Stated problem
Repeat the material verbatim and drop the pictures.
+++ Records for this task +++
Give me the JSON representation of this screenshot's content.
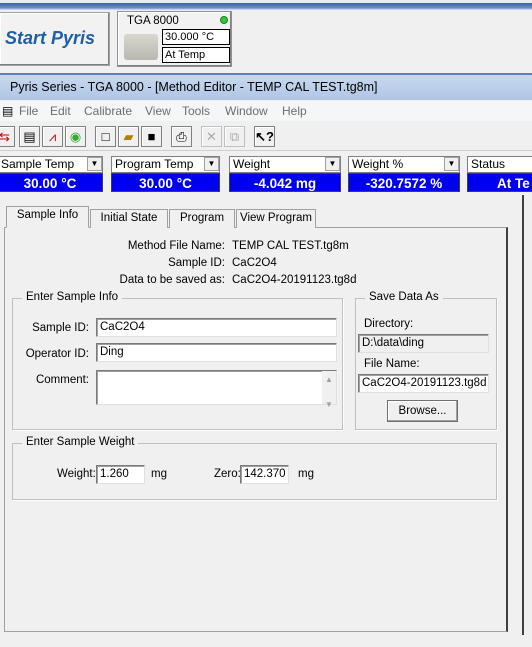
{
  "start_button": {
    "label": "Start Pyris"
  },
  "instrument": {
    "name": "TGA 8000",
    "temperature": "30.000 °C",
    "status": "At Temp",
    "status_color": "#2ecc2e"
  },
  "window": {
    "title": "Pyris Series - TGA 8000 - [Method Editor - TEMP CAL  TEST.tg8m]"
  },
  "menu": [
    "File",
    "Edit",
    "Calibrate",
    "View",
    "Tools",
    "Window",
    "Help"
  ],
  "toolbar": [
    "monitor-icon",
    "document-icon",
    "graph-icon",
    "disc-icon",
    "new-file-icon",
    "open-folder-icon",
    "save-icon",
    "print-icon",
    "delete-icon",
    "copy-icon",
    "help-pointer-icon"
  ],
  "readouts": [
    {
      "label": "Sample Temp",
      "value": "30.00 °C"
    },
    {
      "label": "Program Temp",
      "value": "30.00 °C"
    },
    {
      "label": "Weight",
      "value": "-4.042 mg"
    },
    {
      "label": "Weight %",
      "value": "-320.7572 %"
    },
    {
      "label": "Status",
      "value": "At Te"
    }
  ],
  "readout_color": "#0000f0",
  "tabs": [
    "Sample Info",
    "Initial State",
    "Program",
    "View Program"
  ],
  "active_tab": "Sample Info",
  "summary": {
    "method_label": "Method File Name:",
    "method_value": "TEMP CAL  TEST.tg8m",
    "sample_label": "Sample ID:",
    "sample_value": "CaC2O4",
    "data_label": "Data to be saved as:",
    "data_value": "CaC2O4-20191123.tg8d"
  },
  "sample_info": {
    "title": "Enter Sample Info",
    "sample_id_label": "Sample ID:",
    "sample_id": "CaC2O4",
    "operator_label": "Operator ID:",
    "operator": "Ding",
    "comment_label": "Comment:",
    "comment": ""
  },
  "save_data": {
    "title": "Save Data As",
    "directory_label": "Directory:",
    "directory": "D:\\data\\ding",
    "file_label": "File Name:",
    "file": "CaC2O4-20191123.tg8d",
    "browse": "Browse..."
  },
  "sample_weight": {
    "title": "Enter Sample Weight",
    "weight_label": "Weight:",
    "weight": "1.260",
    "weight_unit": "mg",
    "zero_label": "Zero:",
    "zero": "142.370",
    "zero_unit": "mg"
  }
}
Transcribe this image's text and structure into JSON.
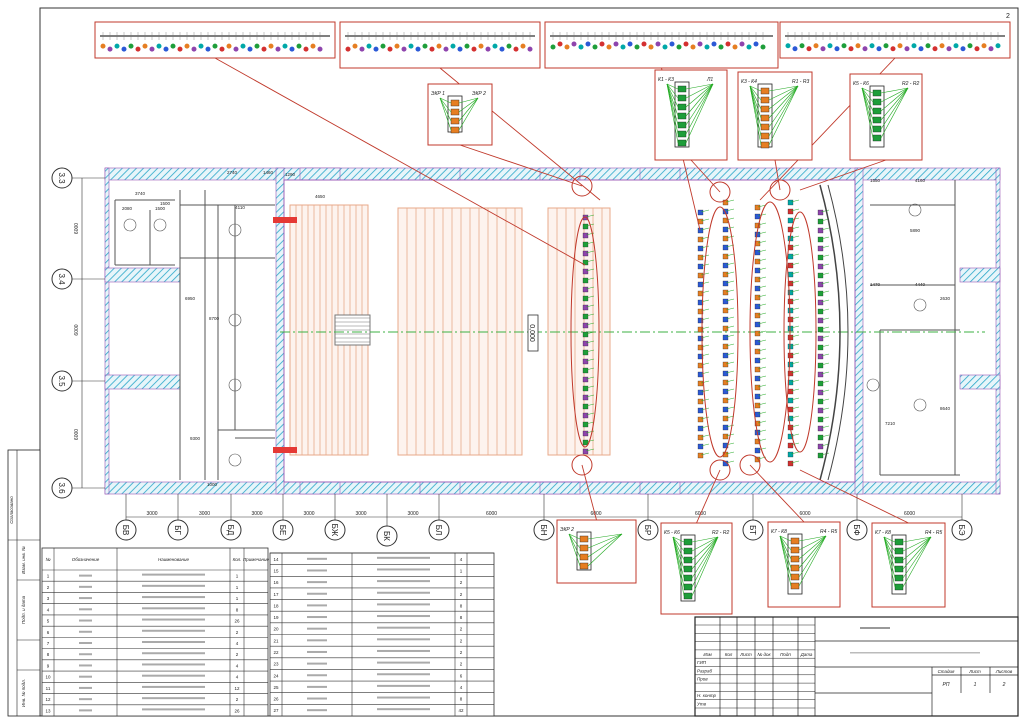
+++
Solution to this problem
Give me the JSON representation of this screenshot's content.
{
  "start_button": {
    "label": "Start Pyris"
  },
  "instrument": {
    "name": "TGA 8000",
    "temperature": "30.000 °C",
    "status": "At Temp",
    "status_color": "#2ecc2e"
  },
  "window": {
    "title": "Pyris Series - TGA 8000 - [Method Editor - TEMP CAL  TEST.tg8m]"
  },
  "menu": [
    "File",
    "Edit",
    "Calibrate",
    "View",
    "Tools",
    "Window",
    "Help"
  ],
  "toolbar": [
    "monitor-icon",
    "document-icon",
    "graph-icon",
    "disc-icon",
    "new-file-icon",
    "open-folder-icon",
    "save-icon",
    "print-icon",
    "delete-icon",
    "copy-icon",
    "help-pointer-icon"
  ],
  "readouts": [
    {
      "label": "Sample Temp",
      "value": "30.00 °C"
    },
    {
      "label": "Program Temp",
      "value": "30.00 °C"
    },
    {
      "label": "Weight",
      "value": "-4.042 mg"
    },
    {
      "label": "Weight %",
      "value": "-320.7572 %"
    },
    {
      "label": "Status",
      "value": "At Te"
    }
  ],
  "readout_color": "#0000f0",
  "tabs": [
    "Sample Info",
    "Initial State",
    "Program",
    "View Program"
  ],
  "active_tab": "Sample Info",
  "summary": {
    "method_label": "Method File Name:",
    "method_value": "TEMP CAL  TEST.tg8m",
    "sample_label": "Sample ID:",
    "sample_value": "CaC2O4",
    "data_label": "Data to be saved as:",
    "data_value": "CaC2O4-20191123.tg8d"
  },
  "sample_info": {
    "title": "Enter Sample Info",
    "sample_id_label": "Sample ID:",
    "sample_id": "CaC2O4",
    "operator_label": "Operator ID:",
    "operator": "Ding",
    "comment_label": "Comment:",
    "comment": ""
  },
  "save_data": {
    "title": "Save Data As",
    "directory_label": "Directory:",
    "directory": "D:\\data\\ding",
    "file_label": "File Name:",
    "file": "CaC2O4-20191123.tg8d",
    "browse": "Browse..."
  },
  "sample_weight": {
    "title": "Enter Sample Weight",
    "weight_label": "Weight:",
    "weight": "1.260",
    "weight_unit": "mg",
    "zero_label": "Zero:",
    "zero": "142.370",
    "zero_unit": "mg"
  }
}
Transcribe this image's text and structure into JSON.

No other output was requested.